--- start of RECORDS SUPPLIED ---

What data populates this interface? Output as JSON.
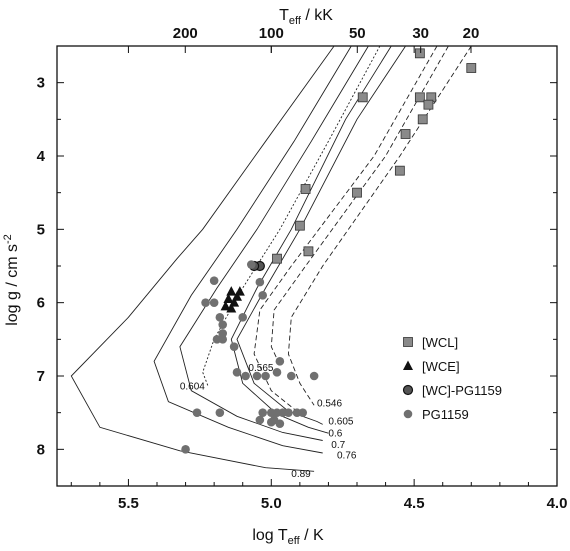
{
  "chart_data": {
    "type": "scatter",
    "x_axis": {
      "label": "log T",
      "label_sub": "eff",
      "label_tail": " / K",
      "range": [
        5.75,
        4.0
      ],
      "ticks": [
        "5.5",
        "5.0",
        "4.5",
        "4.0"
      ],
      "tick_values": [
        5.5,
        5.0,
        4.5,
        4.0
      ]
    },
    "top_axis": {
      "label": "T",
      "label_sub": "eff",
      "label_tail": " / kK",
      "ticks": [
        "200",
        "100",
        "50",
        "30",
        "20"
      ],
      "tick_values": [
        200,
        100,
        50,
        30,
        20
      ]
    },
    "y_axis": {
      "label": "log g / cm s",
      "label_sup": "-2",
      "range": [
        2.5,
        8.5
      ],
      "inverted": true,
      "ticks": [
        "3",
        "4",
        "5",
        "6",
        "7",
        "8"
      ],
      "tick_values": [
        3,
        4,
        5,
        6,
        7,
        8
      ]
    },
    "legend": {
      "placement": "right",
      "entries": [
        {
          "label": "[WCL]",
          "marker": "square",
          "color": "#8a8a8a",
          "text_color": "#8a8a8a"
        },
        {
          "label": "[WCE]",
          "marker": "triangle",
          "color": "#111111",
          "text_color": "#111111"
        },
        {
          "label": "[WC]-PG1159",
          "marker": "circle-outline",
          "color": "#555555",
          "text_color": "#111111"
        },
        {
          "label": "PG1159",
          "marker": "circle",
          "color": "#707070",
          "text_color": "#111111"
        }
      ]
    },
    "series": [
      {
        "name": "[WCL]",
        "marker": "square",
        "points": [
          [
            4.48,
            2.6
          ],
          [
            4.3,
            2.8
          ],
          [
            4.68,
            3.2
          ],
          [
            4.48,
            3.2
          ],
          [
            4.44,
            3.2
          ],
          [
            4.45,
            3.3
          ],
          [
            4.47,
            3.5
          ],
          [
            4.53,
            3.7
          ],
          [
            4.55,
            4.2
          ],
          [
            4.88,
            4.45
          ],
          [
            4.9,
            4.95
          ],
          [
            4.7,
            4.5
          ],
          [
            4.87,
            5.3
          ],
          [
            4.98,
            5.4
          ]
        ]
      },
      {
        "name": "[WCE]",
        "marker": "triangle",
        "points": [
          [
            5.14,
            5.85
          ],
          [
            5.11,
            5.85
          ],
          [
            5.12,
            5.92
          ],
          [
            5.15,
            5.95
          ],
          [
            5.13,
            6.0
          ],
          [
            5.16,
            6.05
          ],
          [
            5.14,
            6.08
          ]
        ]
      },
      {
        "name": "[WC]-PG1159",
        "marker": "circle-outline",
        "points": [
          [
            5.04,
            5.5
          ],
          [
            5.06,
            5.5
          ]
        ]
      },
      {
        "name": "PG1159",
        "marker": "circle",
        "points": [
          [
            5.07,
            5.48
          ],
          [
            5.2,
            5.7
          ],
          [
            5.23,
            6.0
          ],
          [
            5.2,
            6.0
          ],
          [
            5.18,
            6.2
          ],
          [
            5.17,
            6.3
          ],
          [
            5.17,
            6.42
          ],
          [
            5.19,
            6.5
          ],
          [
            5.17,
            6.5
          ],
          [
            5.1,
            6.2
          ],
          [
            5.04,
            5.72
          ],
          [
            5.03,
            5.9
          ],
          [
            5.13,
            6.6
          ],
          [
            5.12,
            6.95
          ],
          [
            5.09,
            7.0
          ],
          [
            5.05,
            7.0
          ],
          [
            5.02,
            7.0
          ],
          [
            4.98,
            6.95
          ],
          [
            4.97,
            6.8
          ],
          [
            4.93,
            7.0
          ],
          [
            4.85,
            7.0
          ],
          [
            5.03,
            7.5
          ],
          [
            5.0,
            7.5
          ],
          [
            4.98,
            7.5
          ],
          [
            4.96,
            7.5
          ],
          [
            4.94,
            7.5
          ],
          [
            4.91,
            7.5
          ],
          [
            4.89,
            7.5
          ],
          [
            4.99,
            7.6
          ],
          [
            5.0,
            7.63
          ],
          [
            4.97,
            7.65
          ],
          [
            5.04,
            7.6
          ],
          [
            5.18,
            7.5
          ],
          [
            5.26,
            7.5
          ],
          [
            5.3,
            8.0
          ]
        ]
      }
    ],
    "tracks": [
      {
        "label": "0.546",
        "style": "dashed",
        "points": [
          [
            4.3,
            2.5
          ],
          [
            4.55,
            4.0
          ],
          [
            4.82,
            5.5
          ],
          [
            4.93,
            6.2
          ],
          [
            4.94,
            6.7
          ],
          [
            4.9,
            7.1
          ],
          [
            4.85,
            7.4
          ]
        ],
        "label_at": [
          4.84,
          7.36
        ]
      },
      {
        "label": "0.565",
        "style": "dashed",
        "points": [
          [
            4.38,
            2.5
          ],
          [
            4.6,
            4.0
          ],
          [
            4.88,
            5.5
          ],
          [
            4.99,
            6.1
          ],
          [
            5.0,
            6.6
          ],
          [
            4.97,
            6.85
          ]
        ],
        "label_at": [
          5.08,
          6.88
        ]
      },
      {
        "label": "",
        "style": "dashed",
        "points": [
          [
            4.42,
            2.5
          ],
          [
            4.64,
            4.0
          ],
          [
            4.93,
            5.5
          ],
          [
            5.04,
            6.1
          ],
          [
            5.06,
            6.7
          ],
          [
            5.0,
            7.2
          ],
          [
            4.92,
            7.45
          ],
          [
            4.88,
            7.55
          ]
        ],
        "label_at": null
      },
      {
        "label": "0.6",
        "style": "solid",
        "points": [
          [
            4.58,
            2.5
          ],
          [
            4.74,
            3.5
          ],
          [
            4.93,
            5.0
          ],
          [
            5.05,
            5.8
          ],
          [
            5.14,
            6.5
          ],
          [
            5.1,
            7.1
          ],
          [
            4.98,
            7.52
          ],
          [
            4.87,
            7.7
          ],
          [
            4.8,
            7.78
          ]
        ],
        "label_at": [
          4.8,
          7.77
        ]
      },
      {
        "label": "0.605",
        "style": "solid",
        "points": [
          [
            4.53,
            2.5
          ],
          [
            4.7,
            3.5
          ],
          [
            4.9,
            5.0
          ],
          [
            5.02,
            5.8
          ],
          [
            5.12,
            6.5
          ],
          [
            5.06,
            7.1
          ],
          [
            4.94,
            7.48
          ],
          [
            4.84,
            7.62
          ],
          [
            4.82,
            7.66
          ]
        ],
        "label_at": [
          4.8,
          7.61
        ]
      },
      {
        "label": "0.604",
        "style": "dotted",
        "points": [
          [
            4.62,
            2.5
          ],
          [
            4.8,
            3.8
          ],
          [
            4.97,
            5.0
          ],
          [
            5.1,
            5.8
          ],
          [
            5.2,
            6.5
          ],
          [
            5.24,
            6.95
          ],
          [
            5.22,
            7.15
          ]
        ],
        "label_at": [
          5.32,
          7.13
        ]
      },
      {
        "label": "0.7",
        "style": "solid",
        "points": [
          [
            4.66,
            2.5
          ],
          [
            4.86,
            3.8
          ],
          [
            5.05,
            5.0
          ],
          [
            5.19,
            5.8
          ],
          [
            5.32,
            6.6
          ],
          [
            5.28,
            7.2
          ],
          [
            5.12,
            7.55
          ],
          [
            4.96,
            7.77
          ],
          [
            4.82,
            7.88
          ]
        ],
        "label_at": [
          4.79,
          7.93
        ]
      },
      {
        "label": "0.76",
        "style": "solid",
        "points": [
          [
            4.72,
            2.5
          ],
          [
            4.92,
            3.8
          ],
          [
            5.12,
            5.0
          ],
          [
            5.28,
            5.9
          ],
          [
            5.41,
            6.8
          ],
          [
            5.36,
            7.35
          ],
          [
            5.15,
            7.7
          ],
          [
            4.96,
            7.95
          ],
          [
            4.82,
            8.05
          ]
        ],
        "label_at": [
          4.77,
          8.07
        ]
      },
      {
        "label": "0.89",
        "style": "solid",
        "points": [
          [
            4.78,
            2.5
          ],
          [
            5.02,
            3.8
          ],
          [
            5.24,
            5.0
          ],
          [
            5.33,
            5.4
          ],
          [
            5.5,
            6.2
          ],
          [
            5.7,
            7.0
          ],
          [
            5.6,
            7.7
          ],
          [
            5.32,
            8.02
          ],
          [
            5.02,
            8.25
          ],
          [
            4.85,
            8.3
          ]
        ],
        "label_at": [
          4.93,
          8.32
        ]
      }
    ]
  }
}
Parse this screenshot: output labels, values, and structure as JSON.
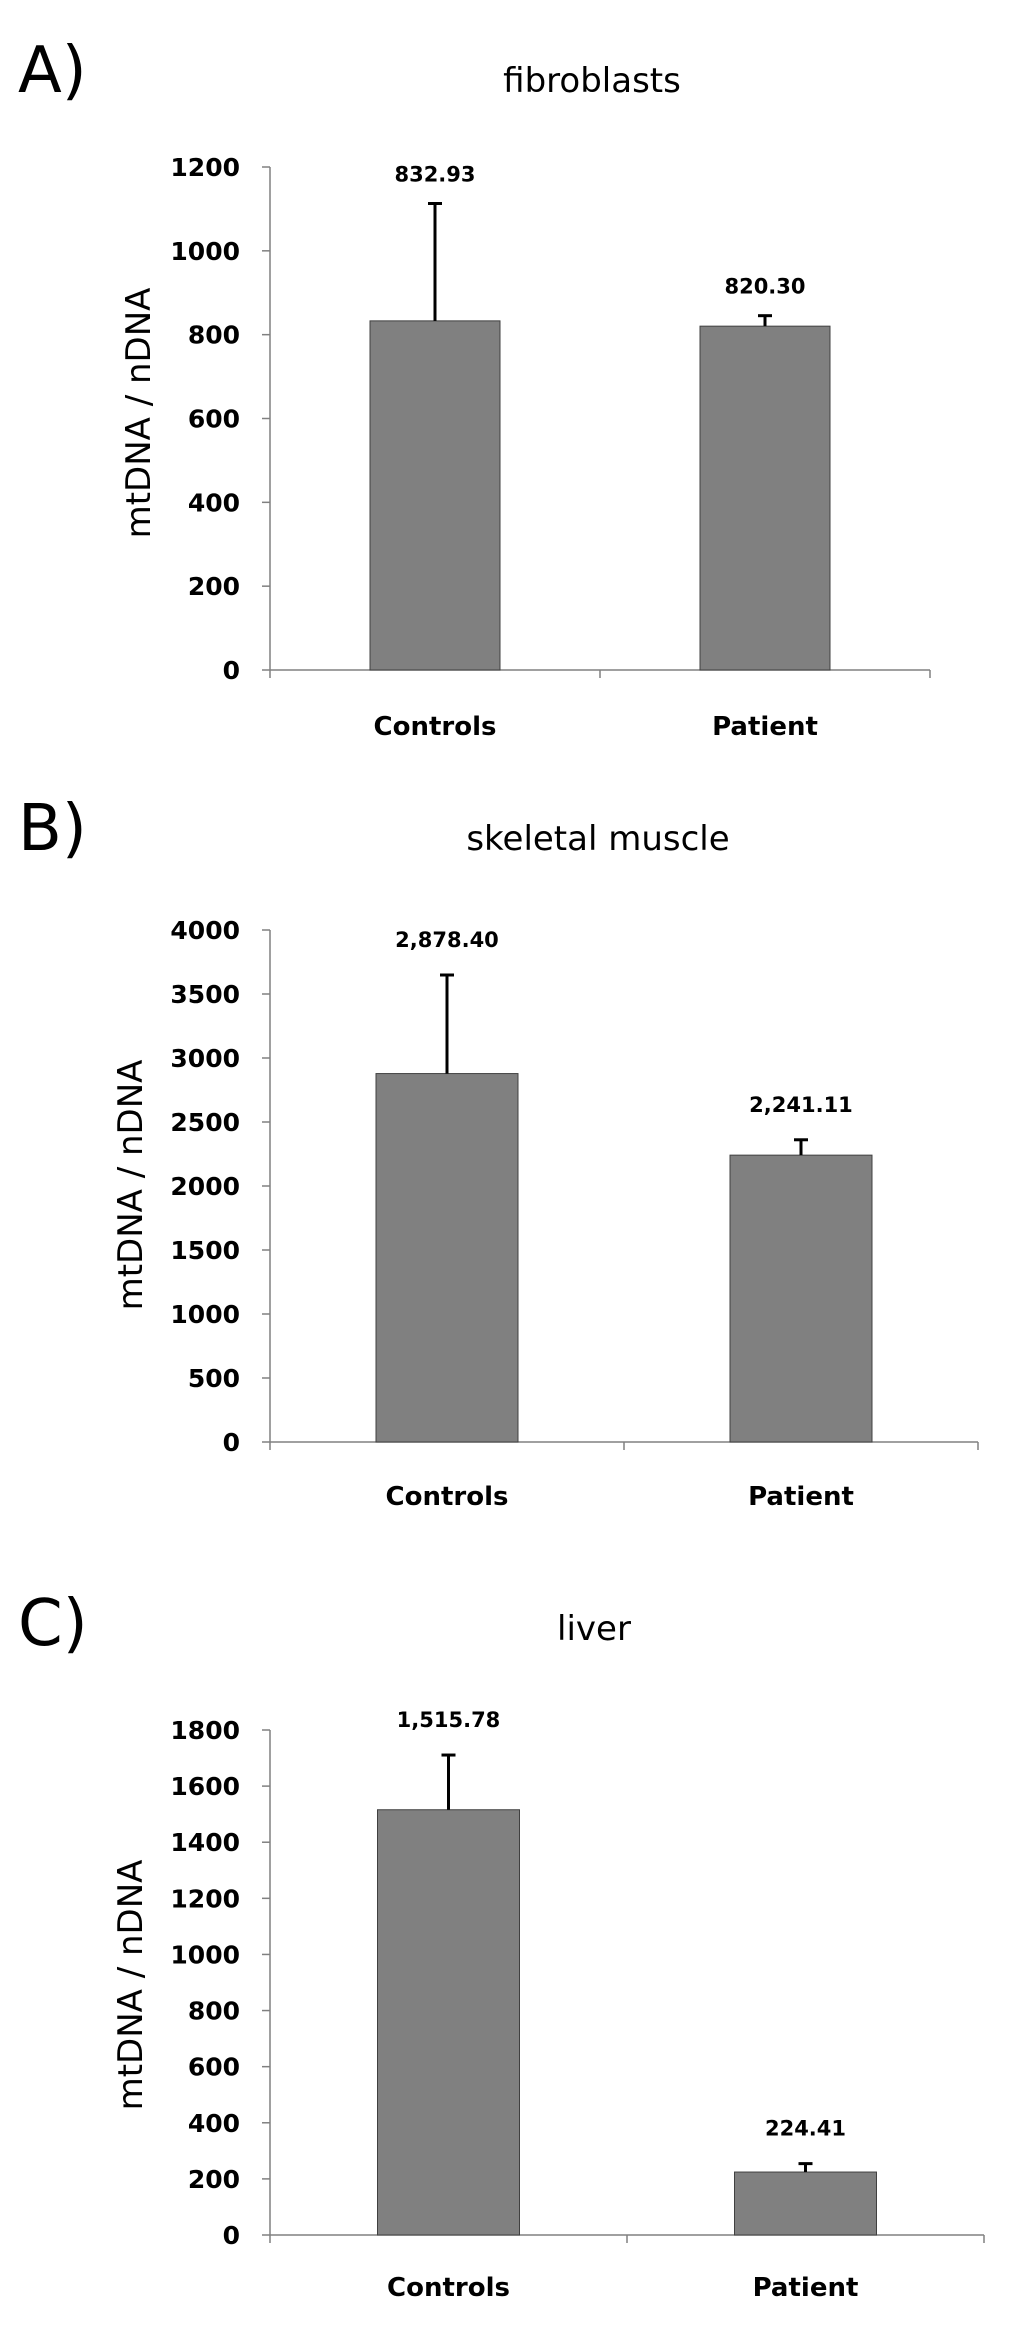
{
  "chart_data": [
    {
      "type": "bar",
      "panel": "A)",
      "title": "fibroblasts",
      "xlabel": "",
      "ylabel": "mtDNA / nDNA",
      "categories": [
        "Controls",
        "Patient"
      ],
      "values": [
        832.93,
        820.3
      ],
      "data_labels": [
        "832.93",
        "820.30"
      ],
      "error_bars_upper": [
        280,
        25
      ],
      "ylim": [
        0,
        1200
      ],
      "yticks": [
        0,
        200,
        400,
        600,
        800,
        1000,
        1200
      ],
      "bar_color": "#808080",
      "grid": false,
      "legend": "none"
    },
    {
      "type": "bar",
      "panel": "B)",
      "title": "skeletal muscle",
      "xlabel": "",
      "ylabel": "mtDNA / nDNA",
      "categories": [
        "Controls",
        "Patient"
      ],
      "values": [
        2878.4,
        2241.11
      ],
      "data_labels": [
        "2,878.40",
        "2,241.11"
      ],
      "error_bars_upper": [
        770,
        120
      ],
      "ylim": [
        0,
        4000
      ],
      "yticks": [
        0,
        500,
        1000,
        1500,
        2000,
        2500,
        3000,
        3500,
        4000
      ],
      "bar_color": "#808080",
      "grid": false,
      "legend": "none"
    },
    {
      "type": "bar",
      "panel": "C)",
      "title": "liver",
      "xlabel": "",
      "ylabel": "mtDNA / nDNA",
      "categories": [
        "Controls",
        "Patient"
      ],
      "values": [
        1515.78,
        224.41
      ],
      "data_labels": [
        "1,515.78",
        "224.41"
      ],
      "error_bars_upper": [
        195,
        30
      ],
      "ylim": [
        0,
        1800
      ],
      "yticks": [
        0,
        200,
        400,
        600,
        800,
        1000,
        1200,
        1400,
        1600,
        1800
      ],
      "bar_color": "#808080",
      "grid": false,
      "legend": "none"
    }
  ]
}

--- end of RECORDS SUPPLIED ---

## GIVEN REQUEST
Produce an exact reproduction of the lines from the line containing "Parse this screenshot: output" through the last line of the records. Any picture is left out.

## FINAL ANSWER
Parse this screenshot: output labels, values, and structure as JSON.
{
  "chart_data": [
    {
      "type": "bar",
      "panel": "A)",
      "title": "fibroblasts",
      "xlabel": "",
      "ylabel": "mtDNA / nDNA",
      "categories": [
        "Controls",
        "Patient"
      ],
      "values": [
        832.93,
        820.3
      ],
      "data_labels": [
        "832.93",
        "820.30"
      ],
      "error_bars_upper": [
        280,
        25
      ],
      "ylim": [
        0,
        1200
      ],
      "yticks": [
        0,
        200,
        400,
        600,
        800,
        1000,
        1200
      ],
      "bar_color": "#808080",
      "grid": false,
      "legend": "none"
    },
    {
      "type": "bar",
      "panel": "B)",
      "title": "skeletal muscle",
      "xlabel": "",
      "ylabel": "mtDNA / nDNA",
      "categories": [
        "Controls",
        "Patient"
      ],
      "values": [
        2878.4,
        2241.11
      ],
      "data_labels": [
        "2,878.40",
        "2,241.11"
      ],
      "error_bars_upper": [
        770,
        120
      ],
      "ylim": [
        0,
        4000
      ],
      "yticks": [
        0,
        500,
        1000,
        1500,
        2000,
        2500,
        3000,
        3500,
        4000
      ],
      "bar_color": "#808080",
      "grid": false,
      "legend": "none"
    },
    {
      "type": "bar",
      "panel": "C)",
      "title": "liver",
      "xlabel": "",
      "ylabel": "mtDNA / nDNA",
      "categories": [
        "Controls",
        "Patient"
      ],
      "values": [
        1515.78,
        224.41
      ],
      "data_labels": [
        "1,515.78",
        "224.41"
      ],
      "error_bars_upper": [
        195,
        30
      ],
      "ylim": [
        0,
        1800
      ],
      "yticks": [
        0,
        200,
        400,
        600,
        800,
        1000,
        1200,
        1400,
        1600,
        1800
      ],
      "bar_color": "#808080",
      "grid": false,
      "legend": "none"
    }
  ]
}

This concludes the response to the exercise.